§ **PROBLEM**: Restate all of the entries exactly, dropping any pictures they hold.

# RECORDS SUPPLIED start

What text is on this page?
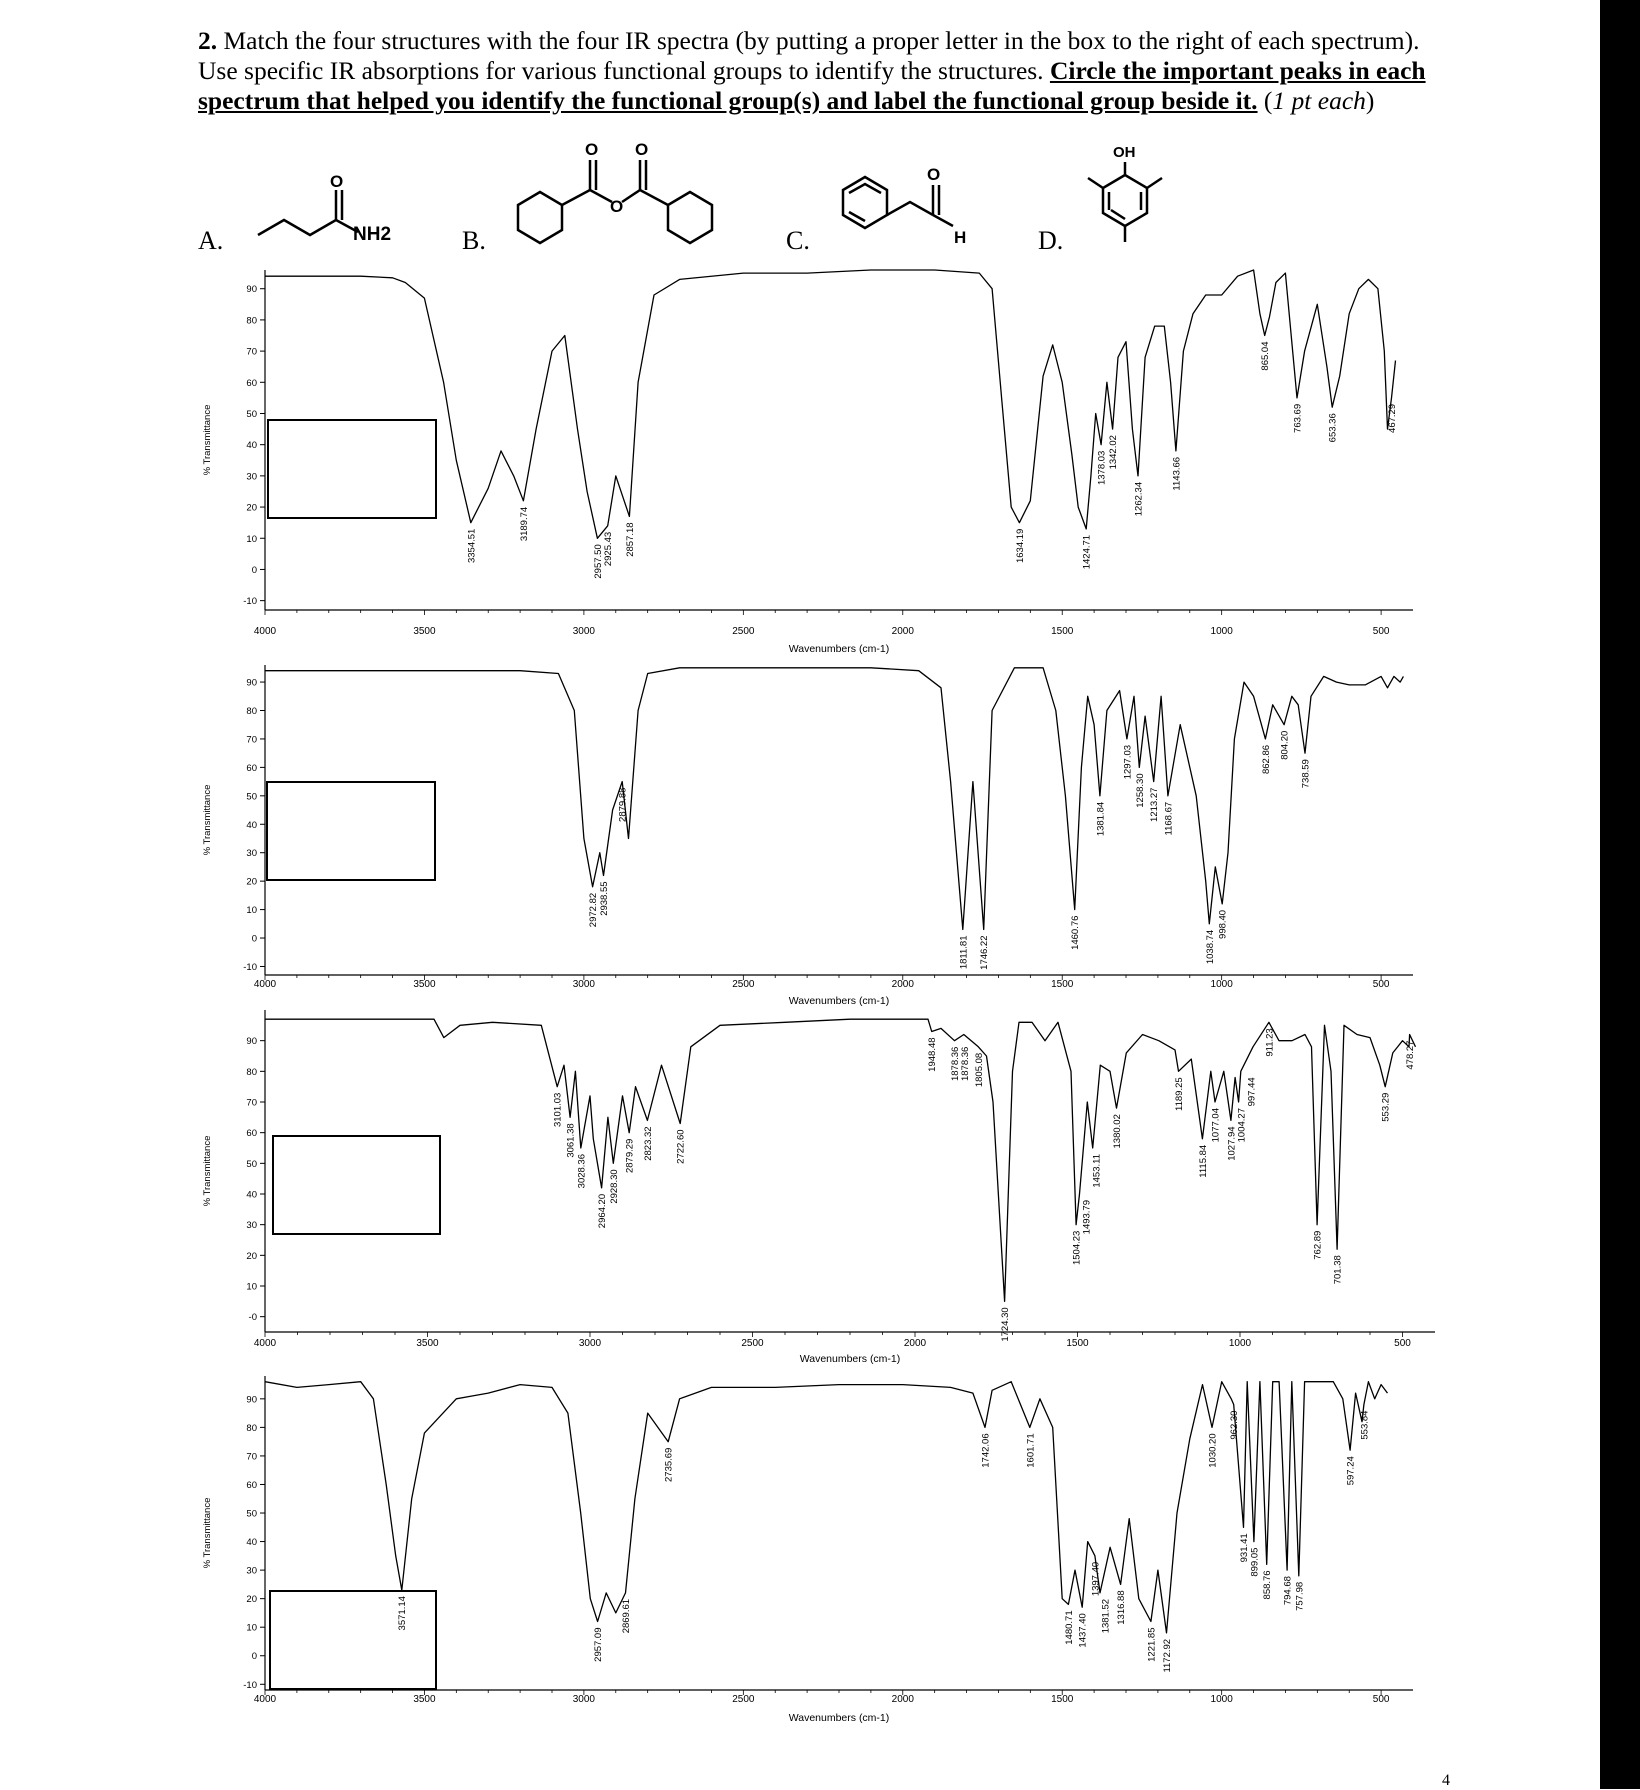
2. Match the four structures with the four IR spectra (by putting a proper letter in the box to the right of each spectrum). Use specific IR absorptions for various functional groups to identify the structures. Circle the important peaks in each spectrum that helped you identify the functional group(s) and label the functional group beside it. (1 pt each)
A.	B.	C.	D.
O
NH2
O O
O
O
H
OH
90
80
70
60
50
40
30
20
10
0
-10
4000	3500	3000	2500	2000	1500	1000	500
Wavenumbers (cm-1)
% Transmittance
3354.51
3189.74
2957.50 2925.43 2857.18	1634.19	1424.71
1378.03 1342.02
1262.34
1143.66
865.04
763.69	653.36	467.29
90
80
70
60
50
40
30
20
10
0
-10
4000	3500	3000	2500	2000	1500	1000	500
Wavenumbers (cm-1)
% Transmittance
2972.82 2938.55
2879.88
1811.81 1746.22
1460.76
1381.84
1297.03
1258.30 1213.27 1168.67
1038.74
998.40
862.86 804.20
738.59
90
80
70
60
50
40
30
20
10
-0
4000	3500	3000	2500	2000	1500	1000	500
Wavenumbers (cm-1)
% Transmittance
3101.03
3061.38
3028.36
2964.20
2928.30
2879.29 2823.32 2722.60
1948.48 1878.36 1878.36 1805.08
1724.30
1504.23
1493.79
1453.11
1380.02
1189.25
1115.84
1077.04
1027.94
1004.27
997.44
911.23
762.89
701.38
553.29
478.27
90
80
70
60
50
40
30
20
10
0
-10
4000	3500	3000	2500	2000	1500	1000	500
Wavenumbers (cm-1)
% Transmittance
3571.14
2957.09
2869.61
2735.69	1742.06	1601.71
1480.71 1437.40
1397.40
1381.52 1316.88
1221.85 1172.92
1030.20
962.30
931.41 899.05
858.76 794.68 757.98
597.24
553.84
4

# RECORDS SUPPLIED end

§ **THE SOLUTION**:
What text is on this page?
2. Match the four structures with the four IR spectra (by putting a proper letter in the box to the right of each spectrum). Use specific IR absorptions for various functional groups to identify the structures. Circle the important peaks in each spectrum that helped you identify the functional group(s) and label the functional group beside it. (1 pt each)
A.	B.	C.	D.
O
NH2
O O
O
O
H
OH
90
80
70
60
50
40
30
20
10
0
-10
4000	3500	3000	2500	2000	1500	1000	500
Wavenumbers (cm-1)
% Transmittance
3354.51
3189.74
2957.50 2925.43 2857.18	1634.19	1424.71
1378.03 1342.02
1262.34
1143.66
865.04
763.69	653.36	467.29
90
80
70
60
50
40
30
20
10
0
-10
4000	3500	3000	2500	2000	1500	1000	500
Wavenumbers (cm-1)
% Transmittance
2972.82 2938.55
2879.88
1811.81 1746.22
1460.76
1381.84
1297.03
1258.30 1213.27 1168.67
1038.74
998.40
862.86 804.20
738.59
90
80
70
60
50
40
30
20
10
-0
4000	3500	3000	2500	2000	1500	1000	500
Wavenumbers (cm-1)
% Transmittance
3101.03
3061.38
3028.36
2964.20
2928.30
2879.29 2823.32 2722.60
1948.48 1878.36 1878.36 1805.08
1724.30
1504.23
1493.79
1453.11
1380.02
1189.25
1115.84
1077.04
1027.94
1004.27
997.44
911.23
762.89
701.38
553.29
478.27
90
80
70
60
50
40
30
20
10
0
-10
4000	3500	3000	2500	2000	1500	1000	500
Wavenumbers (cm-1)
% Transmittance
3571.14
2957.09
2869.61
2735.69	1742.06	1601.71
1480.71 1437.40
1397.40
1381.52 1316.88
1221.85 1172.92
1030.20
962.30
931.41 899.05
858.76 794.68 757.98
597.24
553.84
4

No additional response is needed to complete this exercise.